> _TASK DESCRIPTION_:
Find the lines that include the string "instrucciones" and report how many there are. Give no other text.

> _INPUT_:
%%

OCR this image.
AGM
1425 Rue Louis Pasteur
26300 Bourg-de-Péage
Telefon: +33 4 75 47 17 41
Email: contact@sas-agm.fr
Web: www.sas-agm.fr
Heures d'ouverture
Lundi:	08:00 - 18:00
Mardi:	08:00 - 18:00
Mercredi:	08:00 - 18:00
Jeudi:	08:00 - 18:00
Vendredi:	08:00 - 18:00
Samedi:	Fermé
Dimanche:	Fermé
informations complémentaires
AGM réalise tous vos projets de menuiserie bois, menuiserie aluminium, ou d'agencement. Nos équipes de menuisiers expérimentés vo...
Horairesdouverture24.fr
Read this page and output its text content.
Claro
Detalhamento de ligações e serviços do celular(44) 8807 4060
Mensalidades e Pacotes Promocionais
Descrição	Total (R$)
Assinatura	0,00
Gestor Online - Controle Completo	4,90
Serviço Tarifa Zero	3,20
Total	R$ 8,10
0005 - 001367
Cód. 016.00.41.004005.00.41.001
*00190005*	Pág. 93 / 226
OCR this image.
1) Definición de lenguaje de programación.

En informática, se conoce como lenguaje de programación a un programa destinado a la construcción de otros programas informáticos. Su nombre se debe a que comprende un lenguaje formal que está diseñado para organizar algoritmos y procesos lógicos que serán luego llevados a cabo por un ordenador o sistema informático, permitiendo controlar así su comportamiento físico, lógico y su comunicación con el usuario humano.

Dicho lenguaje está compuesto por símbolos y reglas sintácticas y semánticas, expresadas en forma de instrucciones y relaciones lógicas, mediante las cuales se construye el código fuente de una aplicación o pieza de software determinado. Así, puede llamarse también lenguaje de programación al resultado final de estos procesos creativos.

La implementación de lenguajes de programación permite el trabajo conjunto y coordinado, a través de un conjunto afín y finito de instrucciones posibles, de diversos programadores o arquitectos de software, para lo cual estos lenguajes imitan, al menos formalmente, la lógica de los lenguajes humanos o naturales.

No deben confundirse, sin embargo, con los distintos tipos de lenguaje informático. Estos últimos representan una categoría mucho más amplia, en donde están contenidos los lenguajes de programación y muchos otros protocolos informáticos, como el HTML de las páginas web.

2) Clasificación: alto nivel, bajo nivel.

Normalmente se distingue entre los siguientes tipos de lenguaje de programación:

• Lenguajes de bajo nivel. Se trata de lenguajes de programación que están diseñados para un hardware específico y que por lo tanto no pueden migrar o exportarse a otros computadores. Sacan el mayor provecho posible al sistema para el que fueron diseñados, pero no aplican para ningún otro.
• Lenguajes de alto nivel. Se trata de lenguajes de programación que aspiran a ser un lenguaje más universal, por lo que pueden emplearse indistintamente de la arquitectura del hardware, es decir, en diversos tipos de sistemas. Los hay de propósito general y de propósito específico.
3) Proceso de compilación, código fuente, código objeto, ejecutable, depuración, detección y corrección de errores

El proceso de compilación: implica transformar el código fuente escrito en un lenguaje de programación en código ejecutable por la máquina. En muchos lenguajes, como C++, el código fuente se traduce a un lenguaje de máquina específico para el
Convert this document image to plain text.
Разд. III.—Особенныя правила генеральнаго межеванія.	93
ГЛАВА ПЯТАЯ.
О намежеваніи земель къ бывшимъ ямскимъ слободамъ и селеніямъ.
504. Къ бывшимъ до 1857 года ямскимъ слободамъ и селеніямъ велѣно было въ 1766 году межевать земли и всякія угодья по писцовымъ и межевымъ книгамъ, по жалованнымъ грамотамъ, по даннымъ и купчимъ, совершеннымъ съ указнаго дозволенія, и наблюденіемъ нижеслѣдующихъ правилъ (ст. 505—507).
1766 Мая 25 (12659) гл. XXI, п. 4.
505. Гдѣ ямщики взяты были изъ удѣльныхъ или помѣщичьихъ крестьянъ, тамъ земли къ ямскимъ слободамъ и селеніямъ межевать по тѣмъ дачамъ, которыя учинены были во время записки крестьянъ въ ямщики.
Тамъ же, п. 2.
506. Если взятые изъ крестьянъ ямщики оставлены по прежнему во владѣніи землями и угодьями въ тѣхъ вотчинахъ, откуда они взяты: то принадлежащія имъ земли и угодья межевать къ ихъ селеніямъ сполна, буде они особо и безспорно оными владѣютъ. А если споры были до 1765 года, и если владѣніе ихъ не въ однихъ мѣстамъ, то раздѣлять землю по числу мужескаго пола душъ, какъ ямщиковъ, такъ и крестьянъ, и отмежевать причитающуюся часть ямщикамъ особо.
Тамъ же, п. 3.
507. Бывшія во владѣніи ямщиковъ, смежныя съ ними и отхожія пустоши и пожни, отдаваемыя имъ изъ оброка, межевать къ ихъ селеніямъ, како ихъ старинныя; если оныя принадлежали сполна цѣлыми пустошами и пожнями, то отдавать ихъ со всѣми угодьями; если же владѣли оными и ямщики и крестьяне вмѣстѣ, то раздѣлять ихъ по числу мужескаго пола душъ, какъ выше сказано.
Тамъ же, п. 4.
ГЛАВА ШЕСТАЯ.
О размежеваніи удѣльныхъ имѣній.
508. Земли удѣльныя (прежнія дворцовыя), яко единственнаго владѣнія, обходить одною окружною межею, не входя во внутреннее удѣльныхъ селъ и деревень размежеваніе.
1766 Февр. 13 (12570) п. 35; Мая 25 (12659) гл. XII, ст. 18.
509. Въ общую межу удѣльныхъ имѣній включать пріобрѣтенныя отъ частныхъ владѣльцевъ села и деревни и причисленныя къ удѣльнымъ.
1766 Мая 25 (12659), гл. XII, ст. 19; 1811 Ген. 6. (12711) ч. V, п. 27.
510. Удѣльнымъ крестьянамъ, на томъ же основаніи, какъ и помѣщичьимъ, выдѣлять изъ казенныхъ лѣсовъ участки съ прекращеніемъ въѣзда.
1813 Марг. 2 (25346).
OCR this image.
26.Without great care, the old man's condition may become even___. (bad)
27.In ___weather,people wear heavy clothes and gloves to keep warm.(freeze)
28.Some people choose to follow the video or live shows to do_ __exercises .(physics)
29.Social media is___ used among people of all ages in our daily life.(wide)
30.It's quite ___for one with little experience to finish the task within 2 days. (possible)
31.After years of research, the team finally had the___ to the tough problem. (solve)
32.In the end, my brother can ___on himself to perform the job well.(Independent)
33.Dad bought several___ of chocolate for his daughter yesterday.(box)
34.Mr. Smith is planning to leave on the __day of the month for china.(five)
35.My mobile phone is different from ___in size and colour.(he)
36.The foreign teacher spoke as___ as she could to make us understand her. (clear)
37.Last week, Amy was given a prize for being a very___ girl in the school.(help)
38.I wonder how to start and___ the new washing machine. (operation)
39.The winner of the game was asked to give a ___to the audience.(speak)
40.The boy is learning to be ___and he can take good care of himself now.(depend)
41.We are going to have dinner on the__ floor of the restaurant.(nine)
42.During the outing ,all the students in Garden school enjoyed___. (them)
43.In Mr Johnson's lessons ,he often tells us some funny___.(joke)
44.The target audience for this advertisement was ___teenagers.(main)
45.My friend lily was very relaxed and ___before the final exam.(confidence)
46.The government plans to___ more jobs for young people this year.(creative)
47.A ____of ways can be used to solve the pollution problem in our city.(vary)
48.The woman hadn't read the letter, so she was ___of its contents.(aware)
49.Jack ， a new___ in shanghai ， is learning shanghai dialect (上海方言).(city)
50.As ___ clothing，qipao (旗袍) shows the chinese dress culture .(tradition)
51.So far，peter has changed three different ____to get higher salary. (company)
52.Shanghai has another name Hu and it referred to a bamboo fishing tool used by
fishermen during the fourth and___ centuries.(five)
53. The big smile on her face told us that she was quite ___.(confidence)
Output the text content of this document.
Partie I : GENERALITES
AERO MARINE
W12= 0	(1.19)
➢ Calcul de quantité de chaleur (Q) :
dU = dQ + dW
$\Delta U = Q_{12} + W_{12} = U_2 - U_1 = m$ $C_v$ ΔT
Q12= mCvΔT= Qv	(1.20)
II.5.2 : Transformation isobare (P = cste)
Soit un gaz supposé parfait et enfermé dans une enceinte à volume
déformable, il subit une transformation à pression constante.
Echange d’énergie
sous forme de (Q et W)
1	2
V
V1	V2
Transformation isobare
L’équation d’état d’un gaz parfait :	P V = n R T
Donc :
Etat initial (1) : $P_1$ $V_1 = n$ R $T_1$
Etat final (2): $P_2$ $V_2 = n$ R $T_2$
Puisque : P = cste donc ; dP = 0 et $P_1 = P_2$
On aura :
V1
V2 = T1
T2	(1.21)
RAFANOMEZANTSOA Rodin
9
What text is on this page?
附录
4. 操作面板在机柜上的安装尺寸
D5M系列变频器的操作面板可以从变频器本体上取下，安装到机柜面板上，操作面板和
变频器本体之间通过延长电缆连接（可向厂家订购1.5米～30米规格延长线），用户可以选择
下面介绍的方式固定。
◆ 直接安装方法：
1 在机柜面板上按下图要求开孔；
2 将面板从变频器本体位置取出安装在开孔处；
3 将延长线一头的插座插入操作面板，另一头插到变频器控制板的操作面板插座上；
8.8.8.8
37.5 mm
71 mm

%%

> _SOLUTION FOR THIS TASK_:
2